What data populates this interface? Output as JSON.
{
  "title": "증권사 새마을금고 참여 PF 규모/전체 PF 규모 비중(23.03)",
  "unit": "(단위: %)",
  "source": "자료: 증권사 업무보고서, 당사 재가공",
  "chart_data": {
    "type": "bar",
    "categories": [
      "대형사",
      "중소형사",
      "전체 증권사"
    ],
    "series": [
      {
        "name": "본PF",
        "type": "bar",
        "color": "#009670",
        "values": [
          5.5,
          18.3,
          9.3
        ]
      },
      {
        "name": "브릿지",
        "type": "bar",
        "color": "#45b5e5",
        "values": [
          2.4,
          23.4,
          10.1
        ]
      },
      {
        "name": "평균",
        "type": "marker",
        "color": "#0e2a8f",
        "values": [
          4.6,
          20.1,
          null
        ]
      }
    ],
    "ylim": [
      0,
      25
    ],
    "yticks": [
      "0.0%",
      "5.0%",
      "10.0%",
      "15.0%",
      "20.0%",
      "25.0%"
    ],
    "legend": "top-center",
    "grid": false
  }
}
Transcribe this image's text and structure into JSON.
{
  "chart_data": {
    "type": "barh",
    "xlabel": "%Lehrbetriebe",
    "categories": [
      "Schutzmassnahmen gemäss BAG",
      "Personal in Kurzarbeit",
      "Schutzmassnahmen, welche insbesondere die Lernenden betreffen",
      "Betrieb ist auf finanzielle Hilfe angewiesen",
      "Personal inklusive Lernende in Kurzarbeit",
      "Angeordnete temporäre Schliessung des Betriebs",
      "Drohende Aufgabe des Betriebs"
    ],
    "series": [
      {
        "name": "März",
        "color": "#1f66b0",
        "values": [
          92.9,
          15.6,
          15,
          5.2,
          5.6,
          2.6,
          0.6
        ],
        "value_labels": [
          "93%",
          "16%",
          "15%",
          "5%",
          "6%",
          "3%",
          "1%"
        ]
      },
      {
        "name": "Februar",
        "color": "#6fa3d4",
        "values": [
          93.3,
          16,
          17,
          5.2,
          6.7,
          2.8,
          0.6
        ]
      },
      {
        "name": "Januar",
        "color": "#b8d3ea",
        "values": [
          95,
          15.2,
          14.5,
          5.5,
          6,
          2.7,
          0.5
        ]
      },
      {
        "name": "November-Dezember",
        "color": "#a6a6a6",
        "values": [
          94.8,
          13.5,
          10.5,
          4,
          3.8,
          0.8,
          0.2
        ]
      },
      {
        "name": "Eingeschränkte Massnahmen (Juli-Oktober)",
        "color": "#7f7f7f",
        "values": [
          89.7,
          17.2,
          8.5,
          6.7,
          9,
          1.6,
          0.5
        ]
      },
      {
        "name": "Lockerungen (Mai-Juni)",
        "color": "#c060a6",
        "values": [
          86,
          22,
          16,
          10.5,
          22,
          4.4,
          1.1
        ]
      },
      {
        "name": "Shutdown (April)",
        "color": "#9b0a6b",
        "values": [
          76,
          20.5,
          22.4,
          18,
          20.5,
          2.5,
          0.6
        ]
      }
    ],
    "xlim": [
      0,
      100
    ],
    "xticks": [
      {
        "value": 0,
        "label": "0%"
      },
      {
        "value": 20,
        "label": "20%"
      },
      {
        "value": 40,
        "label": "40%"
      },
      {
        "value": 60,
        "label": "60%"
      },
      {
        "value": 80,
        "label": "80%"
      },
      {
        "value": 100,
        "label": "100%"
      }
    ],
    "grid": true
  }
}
= = =
What is required:
Show each line of the data that contains the string "Schutzmassnahmen".

Solved problem:
      "Schutzmassnahmen gemäss BAG",
      "Schutzmassnahmen, welche insbesondere die Lernenden betreffen",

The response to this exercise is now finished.